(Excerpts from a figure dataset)
++++++

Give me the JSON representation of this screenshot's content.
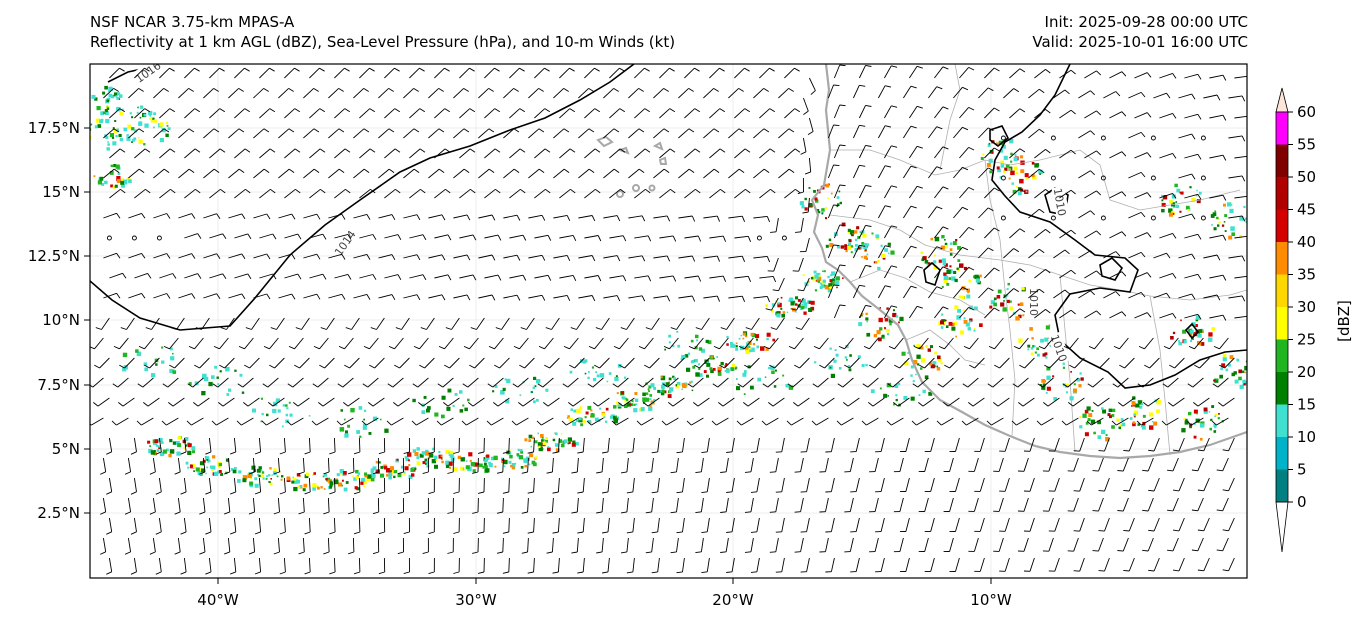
{
  "header": {
    "model_line": "NSF NCAR 3.75-km MPAS-A",
    "fields_line": "Reflectivity at 1 km AGL (dBZ), Sea-Level Pressure (hPa), and 10-m Winds (kt)",
    "init_line": "Init: 2025-09-28 00:00 UTC",
    "valid_line": "Valid: 2025-10-01 16:00 UTC"
  },
  "axes": {
    "lon_labels": [
      "40°W",
      "30°W",
      "20°W",
      "10°W"
    ],
    "lat_labels": [
      "17.5°N",
      "15°N",
      "12.5°N",
      "10°N",
      "7.5°N",
      "5°N",
      "2.5°N"
    ]
  },
  "colorbar": {
    "unit_label": "[dBZ]",
    "ticks": [
      "0",
      "5",
      "10",
      "15",
      "20",
      "25",
      "30",
      "35",
      "40",
      "45",
      "50",
      "55",
      "60"
    ],
    "colors": [
      "#008080",
      "#00b3c8",
      "#40e0d0",
      "#008000",
      "#22b522",
      "#ffff00",
      "#ffd700",
      "#ff8c00",
      "#d40000",
      "#b00000",
      "#800000",
      "#ff00ff",
      "#ffe4d8"
    ]
  },
  "isobars": {
    "labels": [
      "1016",
      "1014",
      "1010",
      "1010",
      "1010"
    ]
  },
  "colors": {
    "coast": "#a8a8a8",
    "isobar": "#000000",
    "barb": "#000000"
  }
}
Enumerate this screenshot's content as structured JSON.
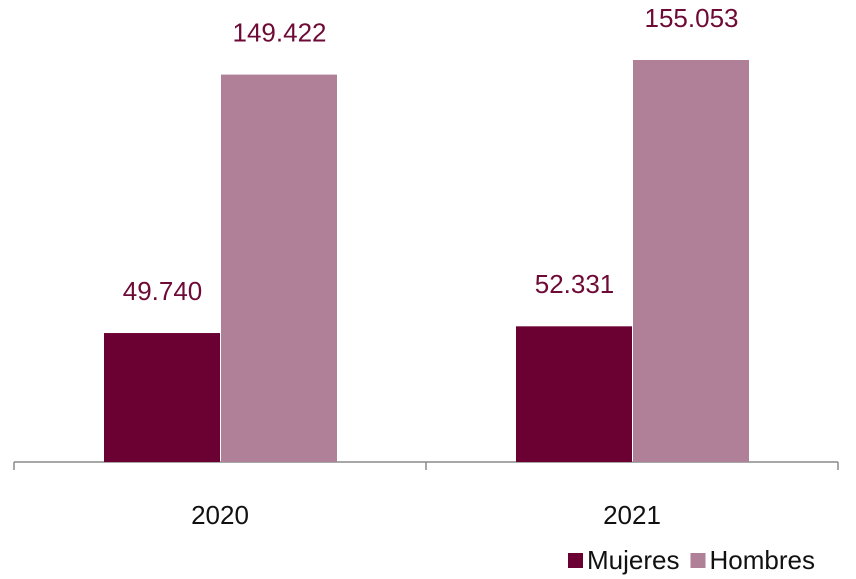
{
  "chart_data": {
    "type": "bar",
    "categories": [
      "2020",
      "2021"
    ],
    "series": [
      {
        "name": "Mujeres",
        "color": "#6b0033",
        "values": [
          49740,
          52331
        ],
        "value_labels": [
          "49.740",
          "52.331"
        ]
      },
      {
        "name": "Hombres",
        "color": "#b08098",
        "values": [
          149422,
          155053
        ],
        "value_labels": [
          "149.422",
          "155.053"
        ]
      }
    ],
    "legend": "bottom-right"
  }
}
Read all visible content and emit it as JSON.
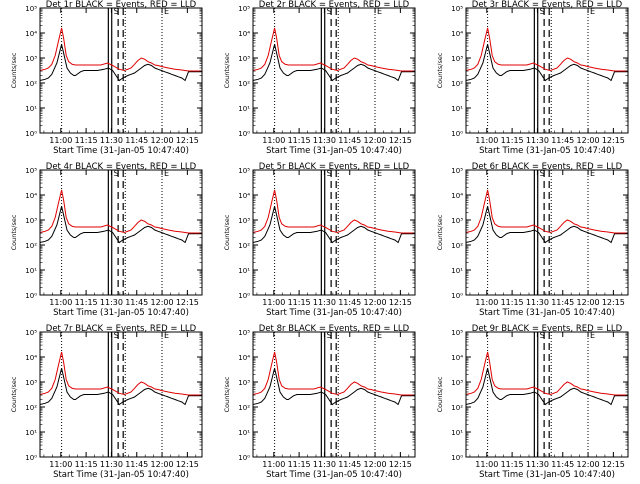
{
  "figure": {
    "ylabel": "Counts/sec",
    "xlabel": "Start Time (31-Jan-05 10:47:40)",
    "colors": {
      "events": "#000000",
      "lld": "#e00000",
      "frame": "#000000"
    }
  },
  "chart_data": [
    {
      "type": "line",
      "title": "Det 1r BLACK = Events, RED = LLD",
      "panel": 1
    },
    {
      "type": "line",
      "title": "Det 2r BLACK = Events, RED = LLD",
      "panel": 2
    },
    {
      "type": "line",
      "title": "Det 3r BLACK = Events, RED = LLD",
      "panel": 3
    },
    {
      "type": "line",
      "title": "Det 4r BLACK = Events, RED = LLD",
      "panel": 4
    },
    {
      "type": "line",
      "title": "Det 5r BLACK = Events, RED = LLD",
      "panel": 5
    },
    {
      "type": "line",
      "title": "Det 6r BLACK = Events, RED = LLD",
      "panel": 6
    },
    {
      "type": "line",
      "title": "Det 7r BLACK = Events, RED = LLD",
      "panel": 7
    },
    {
      "type": "line",
      "title": "Det 8r BLACK = Events, RED = LLD",
      "panel": 8
    },
    {
      "type": "line",
      "title": "Det 9r BLACK = Events, RED = LLD",
      "panel": 9
    }
  ],
  "shared": {
    "x_ticks": [
      "11:00",
      "11:15",
      "11:30",
      "11:45",
      "12:00",
      "12:15"
    ],
    "x_tick_minutes": [
      12.33,
      27.33,
      42.33,
      57.33,
      72.33,
      87.33
    ],
    "xlim_minutes": [
      0,
      96
    ],
    "y_ticks": [
      "10⁰",
      "10¹",
      "10²",
      "10³",
      "10⁴",
      "10⁵"
    ],
    "y_log_range": [
      0,
      5
    ],
    "dotted_lines_minutes": [
      12.8,
      50.5,
      72.3
    ],
    "solid_lines_minutes": [
      40.5,
      42.5
    ],
    "dashed_lines_minutes": [
      46.3,
      49.3
    ],
    "marker_labels": [
      "S",
      "E"
    ],
    "events_series": {
      "name": "Events",
      "x": [
        0,
        3,
        5,
        7,
        10,
        11.5,
        12.8,
        14,
        16,
        18,
        20,
        21,
        24,
        26,
        30,
        34,
        38,
        40.5,
        43,
        47,
        49,
        52,
        54,
        56,
        58,
        60,
        62,
        64,
        66,
        68,
        70,
        72,
        74,
        76,
        78,
        80,
        82,
        84,
        86,
        88,
        90,
        92,
        94,
        96
      ],
      "y": [
        2.1,
        2.15,
        2.2,
        2.35,
        2.8,
        3.2,
        3.55,
        3.2,
        2.6,
        2.4,
        2.3,
        2.3,
        2.45,
        2.5,
        2.5,
        2.5,
        2.55,
        2.6,
        2.5,
        2.1,
        2.2,
        2.3,
        2.35,
        2.4,
        2.5,
        2.6,
        2.7,
        2.75,
        2.7,
        2.6,
        2.55,
        2.5,
        2.45,
        2.4,
        2.35,
        2.3,
        2.25,
        2.2,
        2.1,
        2.45,
        2.45,
        2.45,
        2.45,
        2.45
      ]
    },
    "lld_series": {
      "name": "LLD",
      "x": [
        0,
        3,
        5,
        7,
        9,
        11,
        12.8,
        14,
        15.5,
        17,
        19,
        21,
        24,
        30,
        36,
        40,
        43,
        47,
        50,
        54,
        56,
        58,
        60,
        62,
        64,
        66,
        68,
        70,
        72,
        76,
        80,
        84,
        86,
        88,
        90,
        92,
        94,
        96
      ],
      "y": [
        2.5,
        2.55,
        2.6,
        2.75,
        3.1,
        3.7,
        4.2,
        3.8,
        3.1,
        2.85,
        2.75,
        2.72,
        2.72,
        2.72,
        2.72,
        2.8,
        2.7,
        2.55,
        2.5,
        2.6,
        2.75,
        2.9,
        3.0,
        2.95,
        2.85,
        2.8,
        2.72,
        2.7,
        2.66,
        2.6,
        2.55,
        2.52,
        2.5,
        2.48,
        2.48,
        2.48,
        2.48,
        2.48
      ]
    }
  }
}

++++++

SET TASK: Search the records for the word "content" and copy every line where it occurs.

EXPECTED ANSWER:
Give me the JSON representation of this screenshot's content.
Enumerate this screenshot's content as structured JSON.
Read all visible content and emit it as JSON.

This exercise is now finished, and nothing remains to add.